* **SET EXERCISE**: Copy each of the items below line for line, changing nothing.

(Bounding box annotations)
^^^^^^^^^^^^^^^^
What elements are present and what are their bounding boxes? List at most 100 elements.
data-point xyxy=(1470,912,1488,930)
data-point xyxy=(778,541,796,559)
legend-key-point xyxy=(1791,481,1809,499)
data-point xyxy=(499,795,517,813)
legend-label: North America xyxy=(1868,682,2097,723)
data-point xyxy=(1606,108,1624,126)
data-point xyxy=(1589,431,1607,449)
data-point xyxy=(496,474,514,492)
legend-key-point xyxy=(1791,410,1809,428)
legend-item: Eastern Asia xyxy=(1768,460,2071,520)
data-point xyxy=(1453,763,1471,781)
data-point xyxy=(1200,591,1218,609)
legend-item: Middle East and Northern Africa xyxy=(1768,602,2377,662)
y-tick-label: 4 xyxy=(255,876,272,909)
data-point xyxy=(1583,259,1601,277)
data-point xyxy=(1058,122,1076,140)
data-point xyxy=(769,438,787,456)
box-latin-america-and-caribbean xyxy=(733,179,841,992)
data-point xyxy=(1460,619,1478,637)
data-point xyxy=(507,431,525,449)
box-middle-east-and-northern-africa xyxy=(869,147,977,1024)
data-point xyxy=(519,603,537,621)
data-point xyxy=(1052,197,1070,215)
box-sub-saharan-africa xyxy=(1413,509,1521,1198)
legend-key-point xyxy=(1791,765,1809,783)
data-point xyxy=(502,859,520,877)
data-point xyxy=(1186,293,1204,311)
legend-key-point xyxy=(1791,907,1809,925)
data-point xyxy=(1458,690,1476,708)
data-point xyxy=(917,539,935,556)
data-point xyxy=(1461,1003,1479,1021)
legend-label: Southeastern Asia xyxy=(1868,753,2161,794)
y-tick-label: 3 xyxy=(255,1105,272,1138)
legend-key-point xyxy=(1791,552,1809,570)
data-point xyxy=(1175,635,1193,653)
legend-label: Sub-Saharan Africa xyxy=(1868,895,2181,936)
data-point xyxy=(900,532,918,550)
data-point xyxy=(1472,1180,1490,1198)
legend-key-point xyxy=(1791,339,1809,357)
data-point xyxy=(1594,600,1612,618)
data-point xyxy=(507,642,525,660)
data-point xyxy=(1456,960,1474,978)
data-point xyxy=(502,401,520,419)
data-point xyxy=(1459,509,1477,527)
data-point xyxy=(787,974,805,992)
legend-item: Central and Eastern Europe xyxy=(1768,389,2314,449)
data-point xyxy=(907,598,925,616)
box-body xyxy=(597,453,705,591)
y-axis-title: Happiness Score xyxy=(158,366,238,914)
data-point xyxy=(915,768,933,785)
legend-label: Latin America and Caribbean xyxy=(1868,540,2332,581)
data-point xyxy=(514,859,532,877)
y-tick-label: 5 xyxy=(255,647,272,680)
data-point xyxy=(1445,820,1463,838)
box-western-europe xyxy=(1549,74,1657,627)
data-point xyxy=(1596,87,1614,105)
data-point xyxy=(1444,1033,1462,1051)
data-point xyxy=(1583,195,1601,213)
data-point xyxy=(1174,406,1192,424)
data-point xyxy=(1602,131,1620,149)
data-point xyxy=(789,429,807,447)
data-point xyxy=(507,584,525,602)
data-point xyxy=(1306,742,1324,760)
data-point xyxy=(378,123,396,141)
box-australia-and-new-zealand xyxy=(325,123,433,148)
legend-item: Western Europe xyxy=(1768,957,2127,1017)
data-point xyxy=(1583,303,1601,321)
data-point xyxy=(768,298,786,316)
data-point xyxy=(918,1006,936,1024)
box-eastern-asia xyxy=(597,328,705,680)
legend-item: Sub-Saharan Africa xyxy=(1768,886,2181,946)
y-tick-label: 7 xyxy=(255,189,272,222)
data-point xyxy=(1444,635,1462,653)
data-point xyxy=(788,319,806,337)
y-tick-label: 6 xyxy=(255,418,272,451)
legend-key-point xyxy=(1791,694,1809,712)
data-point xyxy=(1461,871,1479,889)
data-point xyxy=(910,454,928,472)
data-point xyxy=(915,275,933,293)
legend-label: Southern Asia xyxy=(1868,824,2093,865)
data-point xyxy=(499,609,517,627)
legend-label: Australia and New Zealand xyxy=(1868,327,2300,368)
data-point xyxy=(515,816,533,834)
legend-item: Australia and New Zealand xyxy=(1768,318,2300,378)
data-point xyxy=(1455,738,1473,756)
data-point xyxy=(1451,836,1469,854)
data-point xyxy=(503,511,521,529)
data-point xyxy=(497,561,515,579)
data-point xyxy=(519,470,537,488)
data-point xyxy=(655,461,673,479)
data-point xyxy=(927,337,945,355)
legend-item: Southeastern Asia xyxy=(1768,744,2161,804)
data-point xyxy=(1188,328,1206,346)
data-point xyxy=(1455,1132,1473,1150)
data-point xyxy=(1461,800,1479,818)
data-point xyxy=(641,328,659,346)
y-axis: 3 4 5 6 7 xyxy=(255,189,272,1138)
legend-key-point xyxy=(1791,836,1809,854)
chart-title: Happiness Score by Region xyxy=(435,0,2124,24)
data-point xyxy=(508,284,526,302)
^^^^^^^^^^^^^^^^
* **WORKED ANSWER**:
What elements are present and what are their bounding boxes? List at most 100 elements.
data-point xyxy=(1470,912,1488,930)
data-point xyxy=(778,541,796,559)
legend-key-point xyxy=(1791,481,1809,499)
data-point xyxy=(499,795,517,813)
legend-label: North America xyxy=(1868,682,2097,723)
data-point xyxy=(1606,108,1624,126)
data-point xyxy=(1589,431,1607,449)
data-point xyxy=(496,474,514,492)
legend-key-point xyxy=(1791,410,1809,428)
legend-item: Eastern Asia xyxy=(1768,460,2071,520)
data-point xyxy=(1453,763,1471,781)
data-point xyxy=(1200,591,1218,609)
legend-item: Middle East and Northern Africa xyxy=(1768,602,2377,662)
y-tick-label: 4 xyxy=(255,876,272,909)
data-point xyxy=(1583,259,1601,277)
data-point xyxy=(1058,122,1076,140)
data-point xyxy=(769,438,787,456)
box-latin-america-and-caribbean xyxy=(733,179,841,992)
data-point xyxy=(1460,619,1478,637)
data-point xyxy=(507,431,525,449)
box-middle-east-and-northern-africa xyxy=(869,147,977,1024)
data-point xyxy=(519,603,537,621)
data-point xyxy=(1052,197,1070,215)
box-sub-saharan-africa xyxy=(1413,509,1521,1198)
legend-key-point xyxy=(1791,765,1809,783)
data-point xyxy=(502,859,520,877)
data-point xyxy=(1186,293,1204,311)
legend-key-point xyxy=(1791,907,1809,925)
data-point xyxy=(1458,690,1476,708)
data-point xyxy=(917,539,935,556)
data-point xyxy=(1461,1003,1479,1021)
legend-label: Southeastern Asia xyxy=(1868,753,2161,794)
y-tick-label: 3 xyxy=(255,1105,272,1138)
legend-key-point xyxy=(1791,552,1809,570)
data-point xyxy=(1175,635,1193,653)
legend-label: Sub-Saharan Africa xyxy=(1868,895,2181,936)
data-point xyxy=(900,532,918,550)
data-point xyxy=(1472,1180,1490,1198)
legend-key-point xyxy=(1791,339,1809,357)
data-point xyxy=(1594,600,1612,618)
data-point xyxy=(507,642,525,660)
data-point xyxy=(1456,960,1474,978)
data-point xyxy=(502,401,520,419)
data-point xyxy=(1459,509,1477,527)
data-point xyxy=(787,974,805,992)
legend-item: Central and Eastern Europe xyxy=(1768,389,2314,449)
data-point xyxy=(907,598,925,616)
box-body xyxy=(597,453,705,591)
y-axis-title: Happiness Score xyxy=(158,366,238,914)
data-point xyxy=(915,768,933,785)
legend-label: Latin America and Caribbean xyxy=(1868,540,2332,581)
data-point xyxy=(514,859,532,877)
y-tick-label: 5 xyxy=(255,647,272,680)
data-point xyxy=(1445,820,1463,838)
box-western-europe xyxy=(1549,74,1657,627)
data-point xyxy=(1596,87,1614,105)
data-point xyxy=(1444,1033,1462,1051)
data-point xyxy=(1583,195,1601,213)
data-point xyxy=(1174,406,1192,424)
data-point xyxy=(1602,131,1620,149)
data-point xyxy=(789,429,807,447)
data-point xyxy=(507,584,525,602)
data-point xyxy=(1306,742,1324,760)
data-point xyxy=(378,123,396,141)
box-australia-and-new-zealand xyxy=(325,123,433,148)
legend-item: Western Europe xyxy=(1768,957,2127,1017)
data-point xyxy=(1583,303,1601,321)
data-point xyxy=(768,298,786,316)
data-point xyxy=(918,1006,936,1024)
box-eastern-asia xyxy=(597,328,705,680)
legend-item: Sub-Saharan Africa xyxy=(1768,886,2181,946)
y-tick-label: 7 xyxy=(255,189,272,222)
data-point xyxy=(1444,635,1462,653)
data-point xyxy=(788,319,806,337)
y-tick-label: 6 xyxy=(255,418,272,451)
legend-key-point xyxy=(1791,694,1809,712)
data-point xyxy=(1461,871,1479,889)
data-point xyxy=(910,454,928,472)
data-point xyxy=(915,275,933,293)
legend-label: Southern Asia xyxy=(1868,824,2093,865)
data-point xyxy=(499,609,517,627)
legend-label: Australia and New Zealand xyxy=(1868,327,2300,368)
data-point xyxy=(515,816,533,834)
legend-item: Australia and New Zealand xyxy=(1768,318,2300,378)
data-point xyxy=(1455,738,1473,756)
data-point xyxy=(1451,836,1469,854)
data-point xyxy=(503,511,521,529)
data-point xyxy=(497,561,515,579)
data-point xyxy=(519,470,537,488)
data-point xyxy=(655,461,673,479)
data-point xyxy=(927,337,945,355)
legend-item: Southeastern Asia xyxy=(1768,744,2161,804)
data-point xyxy=(1188,328,1206,346)
data-point xyxy=(1455,1132,1473,1150)
data-point xyxy=(1461,800,1479,818)
data-point xyxy=(641,328,659,346)
y-axis: 3 4 5 6 7 xyxy=(255,189,272,1138)
legend-key-point xyxy=(1791,836,1809,854)
chart-title: Happiness Score by Region xyxy=(435,0,2124,24)
data-point xyxy=(508,284,526,302)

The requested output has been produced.